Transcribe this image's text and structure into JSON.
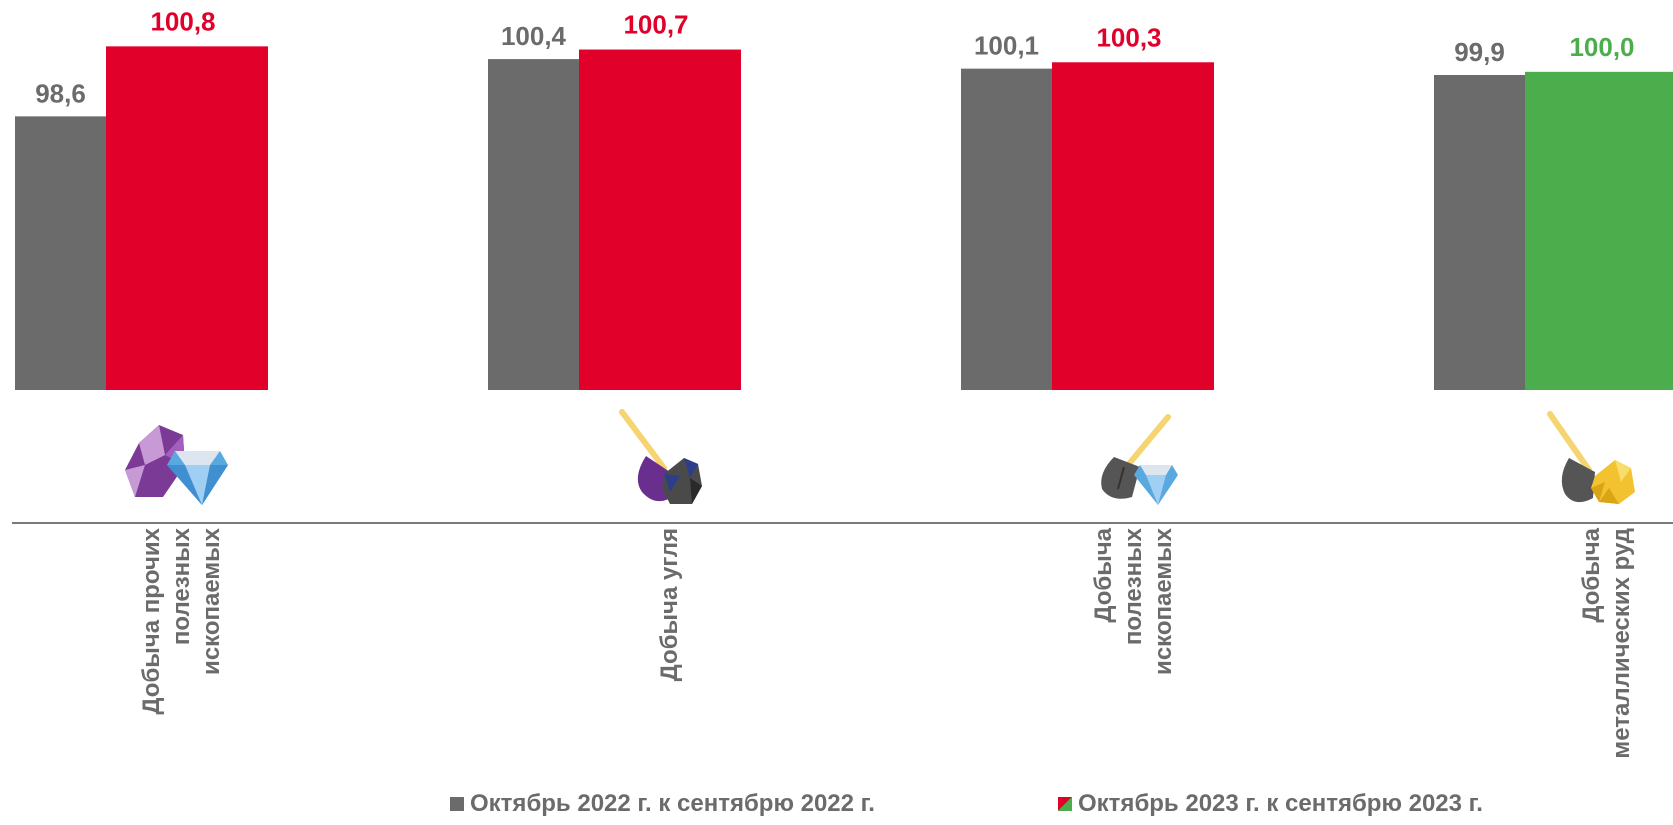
{
  "chart_data": {
    "type": "bar",
    "categories": [
      [
        "Добыча прочих",
        "полезных",
        "ископаемых"
      ],
      [
        "Добыча угля"
      ],
      [
        "Добыча",
        "полезных",
        "ископаемых"
      ],
      [
        "Добыча",
        "металлических руд"
      ]
    ],
    "category_icons": [
      "gem-stones-icon",
      "shovel-coal-icon",
      "shovel-diamond-icon",
      "shovel-gold-ore-icon"
    ],
    "series": [
      {
        "name": "Октябрь 2022 г. к сентябрю 2022 г.",
        "values": [
          98.6,
          100.4,
          100.1,
          99.9
        ],
        "labels": [
          "98,6",
          "100,4",
          "100,1",
          "99,9"
        ],
        "color": "#6b6b6b"
      },
      {
        "name": "Октябрь 2023 г. к сентябрю 2023 г.",
        "values": [
          100.8,
          100.7,
          100.3,
          100.0
        ],
        "labels": [
          "100,8",
          "100,7",
          "100,3",
          "100,0"
        ],
        "colors": [
          "#e0002a",
          "#e0002a",
          "#e0002a",
          "#4cad4c"
        ]
      }
    ],
    "baseline_value": 90,
    "ylim": [
      90,
      101
    ],
    "grid": false,
    "legend_position": "bottom"
  },
  "colors": {
    "axis": "#7a7a7a",
    "text": "#6b6b6b",
    "red": "#e0002a",
    "green": "#4cad4c",
    "gray": "#6b6b6b"
  }
}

§

**Exercise directions**
Reproduce each record from above exactly; pictures do not belong in the copy.

**Written response**
Transcribe this image's text and structure into JSON.
{
  "chart_data": {
    "type": "bar",
    "categories": [
      [
        "Добыча прочих",
        "полезных",
        "ископаемых"
      ],
      [
        "Добыча угля"
      ],
      [
        "Добыча",
        "полезных",
        "ископаемых"
      ],
      [
        "Добыча",
        "металлических руд"
      ]
    ],
    "category_icons": [
      "gem-stones-icon",
      "shovel-coal-icon",
      "shovel-diamond-icon",
      "shovel-gold-ore-icon"
    ],
    "series": [
      {
        "name": "Октябрь 2022 г. к сентябрю 2022 г.",
        "values": [
          98.6,
          100.4,
          100.1,
          99.9
        ],
        "labels": [
          "98,6",
          "100,4",
          "100,1",
          "99,9"
        ],
        "color": "#6b6b6b"
      },
      {
        "name": "Октябрь 2023 г. к сентябрю 2023 г.",
        "values": [
          100.8,
          100.7,
          100.3,
          100.0
        ],
        "labels": [
          "100,8",
          "100,7",
          "100,3",
          "100,0"
        ],
        "colors": [
          "#e0002a",
          "#e0002a",
          "#e0002a",
          "#4cad4c"
        ]
      }
    ],
    "baseline_value": 90,
    "ylim": [
      90,
      101
    ],
    "grid": false,
    "legend_position": "bottom"
  },
  "colors": {
    "axis": "#7a7a7a",
    "text": "#6b6b6b",
    "red": "#e0002a",
    "green": "#4cad4c",
    "gray": "#6b6b6b"
  }
}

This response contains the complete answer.